▸ What is being asked: Write out each line from the data below that includes the word "smoothed".

▸ Entries supplied:
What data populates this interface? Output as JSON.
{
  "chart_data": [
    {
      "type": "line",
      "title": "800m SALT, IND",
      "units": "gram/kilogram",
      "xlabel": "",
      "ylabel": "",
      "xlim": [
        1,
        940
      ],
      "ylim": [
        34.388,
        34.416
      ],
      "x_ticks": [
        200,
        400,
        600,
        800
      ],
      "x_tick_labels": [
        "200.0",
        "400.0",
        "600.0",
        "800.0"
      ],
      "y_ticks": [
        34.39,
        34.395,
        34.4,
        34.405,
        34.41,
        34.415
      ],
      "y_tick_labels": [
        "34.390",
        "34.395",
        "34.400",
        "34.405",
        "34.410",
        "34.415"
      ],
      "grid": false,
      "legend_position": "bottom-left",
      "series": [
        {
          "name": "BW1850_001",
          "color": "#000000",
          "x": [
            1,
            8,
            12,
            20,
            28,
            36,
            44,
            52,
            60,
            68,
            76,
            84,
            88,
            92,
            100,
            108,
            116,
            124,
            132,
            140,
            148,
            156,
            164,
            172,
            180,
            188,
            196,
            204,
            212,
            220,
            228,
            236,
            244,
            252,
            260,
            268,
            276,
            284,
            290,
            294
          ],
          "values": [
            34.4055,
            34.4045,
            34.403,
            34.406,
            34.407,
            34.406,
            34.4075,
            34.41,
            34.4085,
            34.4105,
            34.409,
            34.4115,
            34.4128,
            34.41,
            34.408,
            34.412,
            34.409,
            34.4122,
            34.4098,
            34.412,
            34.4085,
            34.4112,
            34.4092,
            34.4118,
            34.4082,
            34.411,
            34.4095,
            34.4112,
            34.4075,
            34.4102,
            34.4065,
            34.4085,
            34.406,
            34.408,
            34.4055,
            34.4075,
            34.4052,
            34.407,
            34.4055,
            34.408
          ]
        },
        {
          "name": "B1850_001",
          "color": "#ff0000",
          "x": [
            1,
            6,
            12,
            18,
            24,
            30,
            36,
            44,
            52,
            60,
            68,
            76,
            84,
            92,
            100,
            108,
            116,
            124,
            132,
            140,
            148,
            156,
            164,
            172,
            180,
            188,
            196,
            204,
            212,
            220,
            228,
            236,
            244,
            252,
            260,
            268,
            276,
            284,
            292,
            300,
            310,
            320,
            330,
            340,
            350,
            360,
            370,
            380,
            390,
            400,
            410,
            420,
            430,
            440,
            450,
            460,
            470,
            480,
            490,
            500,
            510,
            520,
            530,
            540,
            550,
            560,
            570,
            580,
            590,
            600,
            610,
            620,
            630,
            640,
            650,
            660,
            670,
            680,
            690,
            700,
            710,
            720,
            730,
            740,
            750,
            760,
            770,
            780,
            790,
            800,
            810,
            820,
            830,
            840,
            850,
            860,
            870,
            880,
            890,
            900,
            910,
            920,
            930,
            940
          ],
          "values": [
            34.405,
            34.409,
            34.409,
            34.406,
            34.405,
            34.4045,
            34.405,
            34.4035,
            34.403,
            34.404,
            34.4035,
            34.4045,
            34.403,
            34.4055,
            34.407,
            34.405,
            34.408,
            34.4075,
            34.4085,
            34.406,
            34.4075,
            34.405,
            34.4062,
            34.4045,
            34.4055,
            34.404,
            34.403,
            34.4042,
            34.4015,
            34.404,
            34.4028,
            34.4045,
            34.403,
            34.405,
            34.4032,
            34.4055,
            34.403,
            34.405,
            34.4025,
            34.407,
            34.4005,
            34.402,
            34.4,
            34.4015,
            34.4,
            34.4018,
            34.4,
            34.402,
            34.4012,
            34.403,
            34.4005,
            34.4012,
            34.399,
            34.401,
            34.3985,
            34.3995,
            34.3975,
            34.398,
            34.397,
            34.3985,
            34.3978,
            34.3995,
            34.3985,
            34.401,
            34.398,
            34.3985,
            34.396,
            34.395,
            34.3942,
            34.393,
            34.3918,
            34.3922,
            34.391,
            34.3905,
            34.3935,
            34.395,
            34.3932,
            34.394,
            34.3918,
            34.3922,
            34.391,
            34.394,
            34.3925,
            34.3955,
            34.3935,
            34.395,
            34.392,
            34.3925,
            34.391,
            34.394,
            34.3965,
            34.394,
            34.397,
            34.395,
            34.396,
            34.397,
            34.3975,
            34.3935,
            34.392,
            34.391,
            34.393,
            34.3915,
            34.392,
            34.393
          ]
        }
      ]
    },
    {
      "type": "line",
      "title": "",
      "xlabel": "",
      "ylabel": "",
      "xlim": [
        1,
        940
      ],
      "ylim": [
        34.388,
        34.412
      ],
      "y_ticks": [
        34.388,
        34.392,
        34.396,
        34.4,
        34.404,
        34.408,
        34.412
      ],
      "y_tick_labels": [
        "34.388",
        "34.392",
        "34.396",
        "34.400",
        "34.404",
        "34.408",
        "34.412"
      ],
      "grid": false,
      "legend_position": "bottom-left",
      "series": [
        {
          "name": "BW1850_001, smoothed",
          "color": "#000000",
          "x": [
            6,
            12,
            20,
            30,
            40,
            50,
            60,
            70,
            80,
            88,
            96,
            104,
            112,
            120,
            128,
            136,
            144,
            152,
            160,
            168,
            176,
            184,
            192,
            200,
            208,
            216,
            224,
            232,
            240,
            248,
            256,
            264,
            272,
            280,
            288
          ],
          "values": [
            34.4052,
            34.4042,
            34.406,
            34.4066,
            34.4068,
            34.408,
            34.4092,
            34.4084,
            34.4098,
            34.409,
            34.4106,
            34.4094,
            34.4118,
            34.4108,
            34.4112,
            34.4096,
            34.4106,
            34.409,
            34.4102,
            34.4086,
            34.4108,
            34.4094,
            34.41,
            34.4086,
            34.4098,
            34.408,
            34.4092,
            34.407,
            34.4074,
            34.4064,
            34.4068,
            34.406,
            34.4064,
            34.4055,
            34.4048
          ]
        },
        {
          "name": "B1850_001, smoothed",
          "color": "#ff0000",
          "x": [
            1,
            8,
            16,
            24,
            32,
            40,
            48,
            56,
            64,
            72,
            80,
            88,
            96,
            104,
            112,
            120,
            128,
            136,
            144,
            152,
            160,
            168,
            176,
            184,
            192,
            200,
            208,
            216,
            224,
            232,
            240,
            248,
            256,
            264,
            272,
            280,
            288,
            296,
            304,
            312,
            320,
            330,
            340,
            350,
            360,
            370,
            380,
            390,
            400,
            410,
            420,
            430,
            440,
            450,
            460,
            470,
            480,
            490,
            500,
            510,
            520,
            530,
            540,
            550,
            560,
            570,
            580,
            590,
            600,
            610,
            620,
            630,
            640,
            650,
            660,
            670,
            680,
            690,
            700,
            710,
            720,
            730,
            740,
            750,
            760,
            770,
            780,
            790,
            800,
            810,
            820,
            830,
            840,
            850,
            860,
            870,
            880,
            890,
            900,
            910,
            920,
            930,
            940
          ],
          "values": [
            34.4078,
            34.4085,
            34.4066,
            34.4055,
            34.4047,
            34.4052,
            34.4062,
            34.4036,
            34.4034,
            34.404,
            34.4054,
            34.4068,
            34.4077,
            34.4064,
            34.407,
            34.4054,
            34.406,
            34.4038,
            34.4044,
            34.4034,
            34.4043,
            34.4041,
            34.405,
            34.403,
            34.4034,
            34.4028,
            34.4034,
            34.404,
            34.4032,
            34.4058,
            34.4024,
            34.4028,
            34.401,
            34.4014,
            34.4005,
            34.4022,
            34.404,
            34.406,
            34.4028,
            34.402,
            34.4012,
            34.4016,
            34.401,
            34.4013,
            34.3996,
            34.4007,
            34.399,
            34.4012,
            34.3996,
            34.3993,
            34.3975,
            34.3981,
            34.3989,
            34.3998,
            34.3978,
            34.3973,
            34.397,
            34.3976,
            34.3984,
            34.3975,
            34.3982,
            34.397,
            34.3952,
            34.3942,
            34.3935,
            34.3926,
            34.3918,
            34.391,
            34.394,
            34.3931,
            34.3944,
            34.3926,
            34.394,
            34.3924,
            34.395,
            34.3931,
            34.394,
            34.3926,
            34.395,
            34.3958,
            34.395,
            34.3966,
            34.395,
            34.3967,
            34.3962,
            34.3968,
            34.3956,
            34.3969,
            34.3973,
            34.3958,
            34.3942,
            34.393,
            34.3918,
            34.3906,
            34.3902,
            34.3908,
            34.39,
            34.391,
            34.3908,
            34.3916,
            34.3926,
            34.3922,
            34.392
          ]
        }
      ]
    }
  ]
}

▸ Result:
          "name": "BW1850_001, smoothed",
          "name": "B1850_001, smoothed",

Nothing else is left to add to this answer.